PROBLEM TO WORK ON:
Retype the whole listing below, character for character.
====== SOURCE RECORDS
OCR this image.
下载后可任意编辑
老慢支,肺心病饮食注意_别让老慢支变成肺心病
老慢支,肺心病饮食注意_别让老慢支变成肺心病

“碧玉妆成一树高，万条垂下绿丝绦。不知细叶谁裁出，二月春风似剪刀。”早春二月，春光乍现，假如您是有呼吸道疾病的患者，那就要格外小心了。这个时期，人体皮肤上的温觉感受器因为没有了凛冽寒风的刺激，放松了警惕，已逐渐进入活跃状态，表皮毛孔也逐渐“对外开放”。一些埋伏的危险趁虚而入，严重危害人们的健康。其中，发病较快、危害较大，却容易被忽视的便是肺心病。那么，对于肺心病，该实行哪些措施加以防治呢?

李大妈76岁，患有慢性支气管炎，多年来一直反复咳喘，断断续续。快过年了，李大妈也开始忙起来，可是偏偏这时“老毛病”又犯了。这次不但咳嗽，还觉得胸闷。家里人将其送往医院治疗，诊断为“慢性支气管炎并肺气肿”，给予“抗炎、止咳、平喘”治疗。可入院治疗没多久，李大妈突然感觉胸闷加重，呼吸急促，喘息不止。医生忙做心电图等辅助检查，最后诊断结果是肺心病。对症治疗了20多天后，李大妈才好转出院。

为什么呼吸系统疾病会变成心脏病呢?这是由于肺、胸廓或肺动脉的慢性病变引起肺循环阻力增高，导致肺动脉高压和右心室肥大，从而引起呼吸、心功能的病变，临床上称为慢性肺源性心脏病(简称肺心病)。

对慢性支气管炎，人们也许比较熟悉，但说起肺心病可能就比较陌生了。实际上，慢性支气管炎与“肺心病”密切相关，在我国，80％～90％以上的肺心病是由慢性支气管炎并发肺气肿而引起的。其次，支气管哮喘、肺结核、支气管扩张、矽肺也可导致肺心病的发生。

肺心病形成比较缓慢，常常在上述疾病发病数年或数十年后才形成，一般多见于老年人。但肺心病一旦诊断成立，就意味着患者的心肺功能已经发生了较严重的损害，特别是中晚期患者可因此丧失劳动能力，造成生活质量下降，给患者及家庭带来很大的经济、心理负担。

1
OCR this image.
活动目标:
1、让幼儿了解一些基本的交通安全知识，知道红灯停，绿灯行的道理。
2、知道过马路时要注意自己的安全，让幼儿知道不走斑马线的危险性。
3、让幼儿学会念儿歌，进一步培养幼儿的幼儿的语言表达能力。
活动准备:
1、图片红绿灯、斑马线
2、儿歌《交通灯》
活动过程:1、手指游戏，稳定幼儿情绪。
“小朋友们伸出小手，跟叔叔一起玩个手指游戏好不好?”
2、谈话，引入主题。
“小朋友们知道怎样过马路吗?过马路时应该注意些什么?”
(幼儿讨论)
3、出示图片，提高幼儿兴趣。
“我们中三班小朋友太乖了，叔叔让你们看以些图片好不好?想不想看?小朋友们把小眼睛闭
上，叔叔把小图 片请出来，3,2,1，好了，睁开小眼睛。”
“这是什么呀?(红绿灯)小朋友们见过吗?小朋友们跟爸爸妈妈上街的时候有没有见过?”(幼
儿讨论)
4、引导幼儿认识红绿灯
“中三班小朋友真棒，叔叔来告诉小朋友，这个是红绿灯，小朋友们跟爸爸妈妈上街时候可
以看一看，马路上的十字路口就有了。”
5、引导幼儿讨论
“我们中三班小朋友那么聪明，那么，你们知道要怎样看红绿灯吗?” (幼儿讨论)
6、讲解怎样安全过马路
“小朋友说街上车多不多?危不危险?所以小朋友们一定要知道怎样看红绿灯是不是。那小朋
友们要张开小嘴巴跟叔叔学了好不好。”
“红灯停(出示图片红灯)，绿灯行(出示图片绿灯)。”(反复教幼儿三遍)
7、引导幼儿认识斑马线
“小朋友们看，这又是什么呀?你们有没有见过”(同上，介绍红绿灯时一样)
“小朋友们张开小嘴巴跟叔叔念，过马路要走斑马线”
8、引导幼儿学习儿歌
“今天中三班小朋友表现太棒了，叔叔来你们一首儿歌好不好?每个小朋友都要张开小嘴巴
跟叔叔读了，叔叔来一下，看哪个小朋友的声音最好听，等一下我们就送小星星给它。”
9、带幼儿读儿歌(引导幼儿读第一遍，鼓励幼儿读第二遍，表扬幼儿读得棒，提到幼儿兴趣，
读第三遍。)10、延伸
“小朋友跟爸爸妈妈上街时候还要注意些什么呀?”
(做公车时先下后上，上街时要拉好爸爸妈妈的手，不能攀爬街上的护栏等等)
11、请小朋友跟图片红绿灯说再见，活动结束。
============
ANSWER BELOW:
OCR this image.
下载后可任意编辑
老慢支,肺心病饮食注意_别让老慢支变成肺心病
老慢支,肺心病饮食注意_别让老慢支变成肺心病

“碧玉妆成一树高，万条垂下绿丝绦。不知细叶谁裁出，二月春风似剪刀。”早春二月，春光乍现，假如您是有呼吸道疾病的患者，那就要格外小心了。这个时期，人体皮肤上的温觉感受器因为没有了凛冽寒风的刺激，放松了警惕，已逐渐进入活跃状态，表皮毛孔也逐渐“对外开放”。一些埋伏的危险趁虚而入，严重危害人们的健康。其中，发病较快、危害较大，却容易被忽视的便是肺心病。那么，对于肺心病，该实行哪些措施加以防治呢?

李大妈76岁，患有慢性支气管炎，多年来一直反复咳喘，断断续续。快过年了，李大妈也开始忙起来，可是偏偏这时“老毛病”又犯了。这次不但咳嗽，还觉得胸闷。家里人将其送往医院治疗，诊断为“慢性支气管炎并肺气肿”，给予“抗炎、止咳、平喘”治疗。可入院治疗没多久，李大妈突然感觉胸闷加重，呼吸急促，喘息不止。医生忙做心电图等辅助检查，最后诊断结果是肺心病。对症治疗了20多天后，李大妈才好转出院。

为什么呼吸系统疾病会变成心脏病呢?这是由于肺、胸廓或肺动脉的慢性病变引起肺循环阻力增高，导致肺动脉高压和右心室肥大，从而引起呼吸、心功能的病变，临床上称为慢性肺源性心脏病(简称肺心病)。

对慢性支气管炎，人们也许比较熟悉，但说起肺心病可能就比较陌生了。实际上，慢性支气管炎与“肺心病”密切相关，在我国，80％～90％以上的肺心病是由慢性支气管炎并发肺气肿而引起的。其次，支气管哮喘、肺结核、支气管扩张、矽肺也可导致肺心病的发生。

肺心病形成比较缓慢，常常在上述疾病发病数年或数十年后才形成，一般多见于老年人。但肺心病一旦诊断成立，就意味着患者的心肺功能已经发生了较严重的损害，特别是中晚期患者可因此丧失劳动能力，造成生活质量下降，给患者及家庭带来很大的经济、心理负担。

1
OCR this image.
活动目标:
1、让幼儿了解一些基本的交通安全知识，知道红灯停，绿灯行的道理。
2、知道过马路时要注意自己的安全，让幼儿知道不走斑马线的危险性。
3、让幼儿学会念儿歌，进一步培养幼儿的幼儿的语言表达能力。
活动准备:
1、图片红绿灯、斑马线
2、儿歌《交通灯》
活动过程:1、手指游戏，稳定幼儿情绪。
“小朋友们伸出小手，跟叔叔一起玩个手指游戏好不好?”
2、谈话，引入主题。
“小朋友们知道怎样过马路吗?过马路时应该注意些什么?”
(幼儿讨论)
3、出示图片，提高幼儿兴趣。
“我们中三班小朋友太乖了，叔叔让你们看以些图片好不好?想不想看?小朋友们把小眼睛闭
上，叔叔把小图 片请出来，3,2,1，好了，睁开小眼睛。”
“这是什么呀?(红绿灯)小朋友们见过吗?小朋友们跟爸爸妈妈上街的时候有没有见过?”(幼
儿讨论)
4、引导幼儿认识红绿灯
“中三班小朋友真棒，叔叔来告诉小朋友，这个是红绿灯，小朋友们跟爸爸妈妈上街时候可
以看一看，马路上的十字路口就有了。”
5、引导幼儿讨论
“我们中三班小朋友那么聪明，那么，你们知道要怎样看红绿灯吗?” (幼儿讨论)
6、讲解怎样安全过马路
“小朋友说街上车多不多?危不危险?所以小朋友们一定要知道怎样看红绿灯是不是。那小朋
友们要张开小嘴巴跟叔叔学了好不好。”
“红灯停(出示图片红灯)，绿灯行(出示图片绿灯)。”(反复教幼儿三遍)
7、引导幼儿认识斑马线
“小朋友们看，这又是什么呀?你们有没有见过”(同上，介绍红绿灯时一样)
“小朋友们张开小嘴巴跟叔叔念，过马路要走斑马线”
8、引导幼儿学习儿歌
“今天中三班小朋友表现太棒了，叔叔来你们一首儿歌好不好?每个小朋友都要张开小嘴巴
跟叔叔读了，叔叔来一下，看哪个小朋友的声音最好听，等一下我们就送小星星给它。”
9、带幼儿读儿歌(引导幼儿读第一遍，鼓励幼儿读第二遍，表扬幼儿读得棒，提到幼儿兴趣，
读第三遍。)10、延伸
“小朋友跟爸爸妈妈上街时候还要注意些什么呀?”
(做公车时先下后上，上街时要拉好爸爸妈妈的手，不能攀爬街上的护栏等等)
11、请小朋友跟图片红绿灯说再见，活动结束。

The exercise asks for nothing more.